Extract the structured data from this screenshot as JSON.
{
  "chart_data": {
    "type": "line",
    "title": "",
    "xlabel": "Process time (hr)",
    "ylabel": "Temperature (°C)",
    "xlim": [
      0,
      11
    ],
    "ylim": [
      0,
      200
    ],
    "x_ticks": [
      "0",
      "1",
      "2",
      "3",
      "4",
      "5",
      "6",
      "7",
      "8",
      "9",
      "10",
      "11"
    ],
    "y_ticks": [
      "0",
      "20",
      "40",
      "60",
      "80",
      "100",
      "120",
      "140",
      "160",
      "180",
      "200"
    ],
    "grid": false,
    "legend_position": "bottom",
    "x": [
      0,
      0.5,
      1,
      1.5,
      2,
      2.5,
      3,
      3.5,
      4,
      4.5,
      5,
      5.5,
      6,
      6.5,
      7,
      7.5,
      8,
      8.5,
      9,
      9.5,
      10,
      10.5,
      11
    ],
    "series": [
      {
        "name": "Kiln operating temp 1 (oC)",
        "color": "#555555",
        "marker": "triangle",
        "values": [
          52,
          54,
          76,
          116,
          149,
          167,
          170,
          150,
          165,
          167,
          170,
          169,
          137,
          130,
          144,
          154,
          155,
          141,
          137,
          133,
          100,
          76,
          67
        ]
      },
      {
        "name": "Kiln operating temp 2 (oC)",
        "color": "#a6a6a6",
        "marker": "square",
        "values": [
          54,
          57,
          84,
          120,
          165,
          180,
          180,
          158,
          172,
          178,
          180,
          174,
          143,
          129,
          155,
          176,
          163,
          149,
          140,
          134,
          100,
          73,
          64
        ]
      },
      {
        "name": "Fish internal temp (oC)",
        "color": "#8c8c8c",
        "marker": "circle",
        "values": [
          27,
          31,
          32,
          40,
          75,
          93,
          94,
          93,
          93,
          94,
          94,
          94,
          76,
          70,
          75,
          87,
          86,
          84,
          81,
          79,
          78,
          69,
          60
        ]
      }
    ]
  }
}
§
§ **Given exercise**: Copy out the whole listing exactly.

§ **Exercise result**:
Extract the structured data from this screenshot as JSON.
{
  "chart_data": {
    "type": "line",
    "title": "",
    "xlabel": "Process time (hr)",
    "ylabel": "Temperature (°C)",
    "xlim": [
      0,
      11
    ],
    "ylim": [
      0,
      200
    ],
    "x_ticks": [
      "0",
      "1",
      "2",
      "3",
      "4",
      "5",
      "6",
      "7",
      "8",
      "9",
      "10",
      "11"
    ],
    "y_ticks": [
      "0",
      "20",
      "40",
      "60",
      "80",
      "100",
      "120",
      "140",
      "160",
      "180",
      "200"
    ],
    "grid": false,
    "legend_position": "bottom",
    "x": [
      0,
      0.5,
      1,
      1.5,
      2,
      2.5,
      3,
      3.5,
      4,
      4.5,
      5,
      5.5,
      6,
      6.5,
      7,
      7.5,
      8,
      8.5,
      9,
      9.5,
      10,
      10.5,
      11
    ],
    "series": [
      {
        "name": "Kiln operating temp 1 (oC)",
        "color": "#555555",
        "marker": "triangle",
        "values": [
          52,
          54,
          76,
          116,
          149,
          167,
          170,
          150,
          165,
          167,
          170,
          169,
          137,
          130,
          144,
          154,
          155,
          141,
          137,
          133,
          100,
          76,
          67
        ]
      },
      {
        "name": "Kiln operating temp 2 (oC)",
        "color": "#a6a6a6",
        "marker": "square",
        "values": [
          54,
          57,
          84,
          120,
          165,
          180,
          180,
          158,
          172,
          178,
          180,
          174,
          143,
          129,
          155,
          176,
          163,
          149,
          140,
          134,
          100,
          73,
          64
        ]
      },
      {
        "name": "Fish internal temp (oC)",
        "color": "#8c8c8c",
        "marker": "circle",
        "values": [
          27,
          31,
          32,
          40,
          75,
          93,
          94,
          93,
          93,
          94,
          94,
          94,
          76,
          70,
          75,
          87,
          86,
          84,
          81,
          79,
          78,
          69,
          60
        ]
      }
    ]
  }
}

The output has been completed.